[Start Data for this task]

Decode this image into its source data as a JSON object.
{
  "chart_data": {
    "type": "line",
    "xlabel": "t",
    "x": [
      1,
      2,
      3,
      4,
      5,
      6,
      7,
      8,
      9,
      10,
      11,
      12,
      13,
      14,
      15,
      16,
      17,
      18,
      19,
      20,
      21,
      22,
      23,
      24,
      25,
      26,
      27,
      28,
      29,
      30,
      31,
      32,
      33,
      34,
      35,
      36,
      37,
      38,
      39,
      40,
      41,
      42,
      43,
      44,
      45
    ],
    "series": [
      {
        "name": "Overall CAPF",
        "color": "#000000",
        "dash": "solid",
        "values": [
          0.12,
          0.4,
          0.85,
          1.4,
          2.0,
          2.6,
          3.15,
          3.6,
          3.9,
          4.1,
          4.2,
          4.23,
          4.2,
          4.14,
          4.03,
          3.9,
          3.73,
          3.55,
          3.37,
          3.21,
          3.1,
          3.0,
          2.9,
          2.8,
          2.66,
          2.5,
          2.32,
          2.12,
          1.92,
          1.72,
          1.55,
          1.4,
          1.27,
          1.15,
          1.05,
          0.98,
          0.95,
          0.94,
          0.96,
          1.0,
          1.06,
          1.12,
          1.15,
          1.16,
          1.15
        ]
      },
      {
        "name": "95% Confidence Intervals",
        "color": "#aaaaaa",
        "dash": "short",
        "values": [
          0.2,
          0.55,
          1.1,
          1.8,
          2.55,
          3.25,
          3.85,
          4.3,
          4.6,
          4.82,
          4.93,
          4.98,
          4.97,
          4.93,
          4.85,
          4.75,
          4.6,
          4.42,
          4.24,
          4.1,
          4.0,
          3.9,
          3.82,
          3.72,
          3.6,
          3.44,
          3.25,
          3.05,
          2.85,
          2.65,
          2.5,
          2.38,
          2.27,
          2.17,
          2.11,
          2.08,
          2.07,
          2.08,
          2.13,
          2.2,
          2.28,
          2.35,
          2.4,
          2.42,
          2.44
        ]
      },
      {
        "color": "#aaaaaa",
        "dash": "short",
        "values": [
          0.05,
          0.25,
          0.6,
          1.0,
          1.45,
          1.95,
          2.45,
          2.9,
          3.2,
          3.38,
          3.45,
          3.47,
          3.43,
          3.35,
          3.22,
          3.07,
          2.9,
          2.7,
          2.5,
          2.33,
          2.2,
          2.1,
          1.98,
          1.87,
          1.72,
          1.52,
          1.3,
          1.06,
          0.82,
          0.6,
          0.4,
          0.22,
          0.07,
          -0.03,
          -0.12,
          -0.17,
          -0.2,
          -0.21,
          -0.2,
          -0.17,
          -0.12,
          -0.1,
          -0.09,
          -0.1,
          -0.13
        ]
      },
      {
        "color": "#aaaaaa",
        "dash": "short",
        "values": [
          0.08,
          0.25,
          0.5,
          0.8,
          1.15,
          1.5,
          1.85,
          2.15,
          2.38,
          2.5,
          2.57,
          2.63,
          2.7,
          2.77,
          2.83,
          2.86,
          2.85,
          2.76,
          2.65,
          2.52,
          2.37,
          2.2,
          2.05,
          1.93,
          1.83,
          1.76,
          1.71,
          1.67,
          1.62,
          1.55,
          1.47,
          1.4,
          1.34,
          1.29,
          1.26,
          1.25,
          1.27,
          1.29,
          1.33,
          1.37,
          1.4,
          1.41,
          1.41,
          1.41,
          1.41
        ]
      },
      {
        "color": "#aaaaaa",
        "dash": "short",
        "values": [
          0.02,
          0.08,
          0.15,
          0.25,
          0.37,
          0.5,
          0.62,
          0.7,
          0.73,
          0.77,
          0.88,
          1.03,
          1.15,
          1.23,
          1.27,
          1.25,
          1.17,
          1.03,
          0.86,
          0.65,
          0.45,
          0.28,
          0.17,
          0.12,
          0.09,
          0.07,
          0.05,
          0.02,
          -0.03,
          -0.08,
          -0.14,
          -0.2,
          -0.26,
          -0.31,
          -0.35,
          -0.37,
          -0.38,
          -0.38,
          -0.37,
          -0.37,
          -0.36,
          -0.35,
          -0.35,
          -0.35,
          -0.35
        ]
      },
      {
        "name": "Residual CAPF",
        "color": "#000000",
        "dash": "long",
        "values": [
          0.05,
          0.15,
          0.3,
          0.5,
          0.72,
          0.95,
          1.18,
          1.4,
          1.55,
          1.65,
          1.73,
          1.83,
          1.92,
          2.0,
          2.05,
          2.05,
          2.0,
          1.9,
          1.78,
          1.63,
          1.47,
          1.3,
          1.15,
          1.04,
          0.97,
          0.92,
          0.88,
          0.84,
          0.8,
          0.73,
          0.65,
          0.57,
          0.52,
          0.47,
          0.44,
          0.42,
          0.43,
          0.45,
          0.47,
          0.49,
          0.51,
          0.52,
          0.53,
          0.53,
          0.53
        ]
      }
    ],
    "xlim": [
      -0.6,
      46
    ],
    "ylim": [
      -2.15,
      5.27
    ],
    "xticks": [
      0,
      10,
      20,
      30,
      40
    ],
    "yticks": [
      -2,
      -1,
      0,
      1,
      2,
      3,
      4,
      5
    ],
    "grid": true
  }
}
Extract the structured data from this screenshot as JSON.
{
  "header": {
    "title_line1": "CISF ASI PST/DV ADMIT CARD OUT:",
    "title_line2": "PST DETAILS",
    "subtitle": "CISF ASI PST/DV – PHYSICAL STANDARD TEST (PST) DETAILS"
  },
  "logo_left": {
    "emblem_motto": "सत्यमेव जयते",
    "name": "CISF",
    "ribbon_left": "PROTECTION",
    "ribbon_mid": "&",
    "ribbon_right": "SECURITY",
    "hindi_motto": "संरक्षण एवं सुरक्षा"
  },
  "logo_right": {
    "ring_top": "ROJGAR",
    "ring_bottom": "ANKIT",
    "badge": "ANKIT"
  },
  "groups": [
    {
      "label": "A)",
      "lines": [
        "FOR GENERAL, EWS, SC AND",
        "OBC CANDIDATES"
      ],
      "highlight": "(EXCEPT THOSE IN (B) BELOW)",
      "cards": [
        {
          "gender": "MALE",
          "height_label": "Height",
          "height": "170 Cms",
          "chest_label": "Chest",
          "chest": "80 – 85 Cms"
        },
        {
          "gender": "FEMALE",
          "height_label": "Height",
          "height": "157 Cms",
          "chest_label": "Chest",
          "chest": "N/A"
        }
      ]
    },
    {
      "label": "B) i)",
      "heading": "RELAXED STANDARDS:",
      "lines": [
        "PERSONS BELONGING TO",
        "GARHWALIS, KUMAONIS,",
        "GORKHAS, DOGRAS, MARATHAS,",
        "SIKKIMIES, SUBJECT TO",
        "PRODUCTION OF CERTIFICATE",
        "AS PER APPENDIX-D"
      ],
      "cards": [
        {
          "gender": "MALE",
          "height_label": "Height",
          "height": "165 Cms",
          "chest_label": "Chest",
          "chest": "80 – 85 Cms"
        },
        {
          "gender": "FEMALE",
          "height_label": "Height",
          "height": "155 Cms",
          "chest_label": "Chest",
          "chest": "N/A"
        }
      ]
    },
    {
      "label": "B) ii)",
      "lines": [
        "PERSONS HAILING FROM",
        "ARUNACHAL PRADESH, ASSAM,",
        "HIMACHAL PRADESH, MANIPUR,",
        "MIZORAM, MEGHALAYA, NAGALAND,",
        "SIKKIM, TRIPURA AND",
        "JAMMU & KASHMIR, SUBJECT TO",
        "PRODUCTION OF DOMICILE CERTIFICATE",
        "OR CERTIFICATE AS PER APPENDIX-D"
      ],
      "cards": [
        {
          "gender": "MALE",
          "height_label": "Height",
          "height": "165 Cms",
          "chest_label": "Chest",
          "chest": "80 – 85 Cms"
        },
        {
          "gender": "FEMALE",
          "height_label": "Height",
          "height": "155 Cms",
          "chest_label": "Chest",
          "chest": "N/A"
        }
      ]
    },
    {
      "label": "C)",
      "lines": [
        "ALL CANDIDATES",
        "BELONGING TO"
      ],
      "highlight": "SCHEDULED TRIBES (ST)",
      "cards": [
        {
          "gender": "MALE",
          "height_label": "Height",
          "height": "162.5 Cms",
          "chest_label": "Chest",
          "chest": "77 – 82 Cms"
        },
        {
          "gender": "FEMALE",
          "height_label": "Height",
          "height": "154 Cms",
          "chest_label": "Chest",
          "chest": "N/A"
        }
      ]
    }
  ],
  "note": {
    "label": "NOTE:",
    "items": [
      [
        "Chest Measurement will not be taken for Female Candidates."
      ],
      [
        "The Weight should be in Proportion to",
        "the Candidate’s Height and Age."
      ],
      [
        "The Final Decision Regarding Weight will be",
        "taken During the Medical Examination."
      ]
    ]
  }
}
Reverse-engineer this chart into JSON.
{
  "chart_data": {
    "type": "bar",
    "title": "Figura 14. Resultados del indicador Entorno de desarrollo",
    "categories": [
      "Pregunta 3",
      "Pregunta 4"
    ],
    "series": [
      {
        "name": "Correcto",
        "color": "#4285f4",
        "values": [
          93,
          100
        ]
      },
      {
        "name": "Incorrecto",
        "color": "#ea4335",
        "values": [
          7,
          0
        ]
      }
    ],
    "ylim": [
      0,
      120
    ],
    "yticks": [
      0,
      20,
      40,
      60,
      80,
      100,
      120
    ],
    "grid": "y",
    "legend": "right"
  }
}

[End Data for this task]

■ Written request: Which lines hold the word "PERSONS"? Copy all of them.

■ Task answer:
        "PERSONS BELONGING TO",
        "PERSONS HAILING FROM",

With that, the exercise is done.